--- START OF PROVIDED ENTRIES ---

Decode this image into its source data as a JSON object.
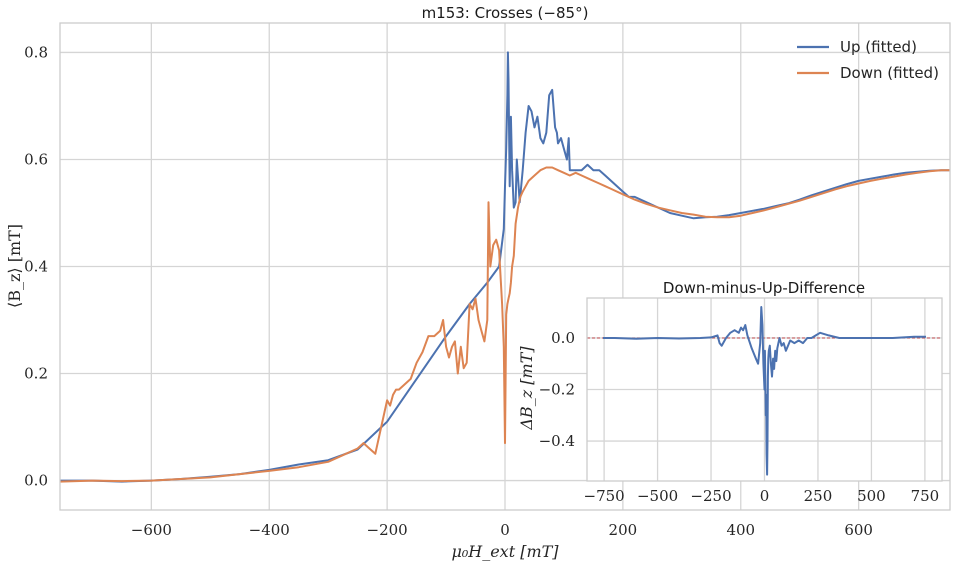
{
  "chart_data": [
    {
      "type": "line",
      "title": "m153: Crosses (−85°)",
      "xlabel": "μ₀H_ext [mT]",
      "ylabel": "⟨B_z⟩ [mT]",
      "xlim": [
        -755,
        755
      ],
      "ylim": [
        -0.055,
        0.855
      ],
      "xticks": [
        -600,
        -400,
        -200,
        0,
        200,
        400,
        600
      ],
      "xtick_labels": [
        "−600",
        "−400",
        "−200",
        "0",
        "200",
        "400",
        "600"
      ],
      "yticks": [
        0.0,
        0.2,
        0.4,
        0.6,
        0.8
      ],
      "ytick_labels": [
        "0.0",
        "0.2",
        "0.4",
        "0.6",
        "0.8"
      ],
      "grid": true,
      "legend_position": "upper-right",
      "series": [
        {
          "name": "Up (fitted)",
          "color": "#4c72b0",
          "x": [
            -755,
            -700,
            -650,
            -600,
            -550,
            -500,
            -450,
            -400,
            -350,
            -300,
            -250,
            -200,
            -150,
            -100,
            -60,
            -30,
            -10,
            -2,
            0,
            2,
            4,
            5,
            6,
            7,
            8,
            10,
            12,
            15,
            18,
            20,
            25,
            30,
            35,
            40,
            45,
            50,
            55,
            60,
            65,
            70,
            75,
            80,
            85,
            88,
            90,
            95,
            100,
            105,
            108,
            110,
            115,
            120,
            130,
            140,
            150,
            160,
            170,
            180,
            190,
            200,
            210,
            220,
            240,
            260,
            280,
            300,
            320,
            340,
            360,
            380,
            400,
            420,
            440,
            460,
            480,
            500,
            520,
            540,
            560,
            580,
            600,
            620,
            640,
            660,
            680,
            700,
            720,
            740,
            755
          ],
          "y": [
            0.0,
            0.0,
            -0.002,
            0.0,
            0.003,
            0.007,
            0.012,
            0.02,
            0.03,
            0.038,
            0.058,
            0.11,
            0.19,
            0.27,
            0.33,
            0.37,
            0.4,
            0.47,
            0.55,
            0.62,
            0.72,
            0.8,
            0.75,
            0.65,
            0.55,
            0.68,
            0.58,
            0.51,
            0.52,
            0.6,
            0.52,
            0.58,
            0.65,
            0.7,
            0.69,
            0.66,
            0.68,
            0.64,
            0.63,
            0.65,
            0.72,
            0.73,
            0.66,
            0.65,
            0.63,
            0.64,
            0.62,
            0.6,
            0.64,
            0.58,
            0.58,
            0.58,
            0.58,
            0.59,
            0.58,
            0.58,
            0.57,
            0.56,
            0.55,
            0.54,
            0.53,
            0.53,
            0.52,
            0.51,
            0.5,
            0.495,
            0.49,
            0.492,
            0.493,
            0.496,
            0.5,
            0.504,
            0.508,
            0.513,
            0.518,
            0.525,
            0.533,
            0.54,
            0.547,
            0.554,
            0.56,
            0.564,
            0.568,
            0.572,
            0.575,
            0.577,
            0.579,
            0.58,
            0.58
          ]
        },
        {
          "name": "Down (fitted)",
          "color": "#dd8452",
          "x": [
            -755,
            -700,
            -650,
            -600,
            -550,
            -500,
            -450,
            -400,
            -350,
            -300,
            -270,
            -250,
            -240,
            -230,
            -220,
            -210,
            -200,
            -195,
            -190,
            -185,
            -180,
            -170,
            -160,
            -150,
            -140,
            -130,
            -120,
            -110,
            -105,
            -100,
            -95,
            -90,
            -85,
            -80,
            -75,
            -70,
            -65,
            -60,
            -55,
            -50,
            -45,
            -40,
            -35,
            -30,
            -28,
            -25,
            -20,
            -15,
            -10,
            -5,
            -2,
            0,
            2,
            4,
            6,
            8,
            10,
            12,
            15,
            18,
            22,
            26,
            30,
            40,
            50,
            60,
            70,
            80,
            90,
            100,
            110,
            120,
            130,
            140,
            150,
            160,
            170,
            180,
            190,
            200,
            210,
            220,
            240,
            260,
            280,
            300,
            320,
            340,
            360,
            380,
            400,
            420,
            440,
            460,
            480,
            500,
            520,
            540,
            560,
            580,
            600,
            620,
            640,
            660,
            680,
            700,
            720,
            740,
            755
          ],
          "y": [
            -0.002,
            0.0,
            -0.001,
            0.0,
            0.003,
            0.006,
            0.012,
            0.018,
            0.025,
            0.035,
            0.05,
            0.06,
            0.07,
            0.06,
            0.05,
            0.1,
            0.15,
            0.14,
            0.16,
            0.17,
            0.17,
            0.18,
            0.19,
            0.22,
            0.24,
            0.27,
            0.27,
            0.28,
            0.3,
            0.25,
            0.23,
            0.25,
            0.26,
            0.2,
            0.25,
            0.21,
            0.22,
            0.33,
            0.32,
            0.34,
            0.3,
            0.28,
            0.26,
            0.3,
            0.52,
            0.4,
            0.44,
            0.45,
            0.43,
            0.33,
            0.25,
            0.07,
            0.31,
            0.33,
            0.34,
            0.35,
            0.37,
            0.4,
            0.42,
            0.48,
            0.51,
            0.53,
            0.54,
            0.56,
            0.57,
            0.58,
            0.585,
            0.585,
            0.58,
            0.575,
            0.57,
            0.575,
            0.57,
            0.565,
            0.56,
            0.555,
            0.55,
            0.545,
            0.54,
            0.535,
            0.53,
            0.525,
            0.517,
            0.51,
            0.505,
            0.5,
            0.497,
            0.493,
            0.492,
            0.492,
            0.495,
            0.5,
            0.505,
            0.511,
            0.517,
            0.523,
            0.53,
            0.537,
            0.544,
            0.55,
            0.555,
            0.56,
            0.564,
            0.568,
            0.572,
            0.575,
            0.578,
            0.58,
            0.58
          ]
        }
      ]
    },
    {
      "type": "line",
      "title": "Down-minus-Up-Difference",
      "xlabel": "",
      "ylabel": "ΔB_z [mT]",
      "xlim": [
        -830,
        830
      ],
      "ylim": [
        -0.555,
        0.155
      ],
      "xticks": [
        -750,
        -500,
        -250,
        0,
        250,
        500,
        750
      ],
      "xtick_labels": [
        "−750",
        "−500",
        "−250",
        "0",
        "250",
        "500",
        "750"
      ],
      "yticks": [
        0.0,
        -0.2,
        -0.4
      ],
      "ytick_labels": [
        "0.0",
        "−0.2",
        "−0.4"
      ],
      "grid": true,
      "reference_line": {
        "y": 0.0,
        "color": "#c44e52"
      },
      "series": [
        {
          "name": "",
          "color": "#4c72b0",
          "x": [
            -755,
            -700,
            -600,
            -500,
            -400,
            -300,
            -250,
            -220,
            -210,
            -200,
            -180,
            -160,
            -140,
            -120,
            -110,
            -100,
            -90,
            -80,
            -60,
            -40,
            -30,
            -20,
            -15,
            -10,
            -5,
            0,
            2,
            4,
            6,
            8,
            10,
            12,
            14,
            16,
            18,
            20,
            25,
            30,
            35,
            40,
            45,
            50,
            55,
            60,
            70,
            80,
            90,
            100,
            110,
            120,
            140,
            160,
            180,
            200,
            220,
            240,
            260,
            300,
            350,
            400,
            500,
            600,
            700,
            755
          ],
          "y": [
            0.0,
            0.0,
            -0.003,
            0.0,
            -0.002,
            0.0,
            0.002,
            0.01,
            -0.02,
            -0.03,
            0.0,
            0.02,
            0.03,
            0.02,
            0.04,
            0.03,
            0.05,
            0.01,
            -0.04,
            -0.08,
            -0.1,
            -0.02,
            0.12,
            0.05,
            -0.1,
            -0.2,
            -0.05,
            -0.18,
            -0.3,
            -0.22,
            -0.45,
            -0.53,
            -0.4,
            -0.15,
            -0.08,
            -0.05,
            -0.03,
            -0.1,
            -0.15,
            -0.08,
            -0.12,
            -0.05,
            -0.09,
            -0.04,
            0.0,
            -0.03,
            -0.02,
            -0.05,
            -0.03,
            -0.01,
            -0.02,
            -0.01,
            -0.02,
            0.0,
            0.0,
            0.01,
            0.02,
            0.01,
            0.0,
            0.0,
            0.0,
            0.0,
            0.005,
            0.005
          ]
        }
      ]
    }
  ]
}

--- END OF PROVIDED ENTRIES ---

PROBLEM DESCRIPTION
What is the number of lines in the records that contain the word "name"? Answer with the number and nothing else.

ANSWER TO THIS TASK
3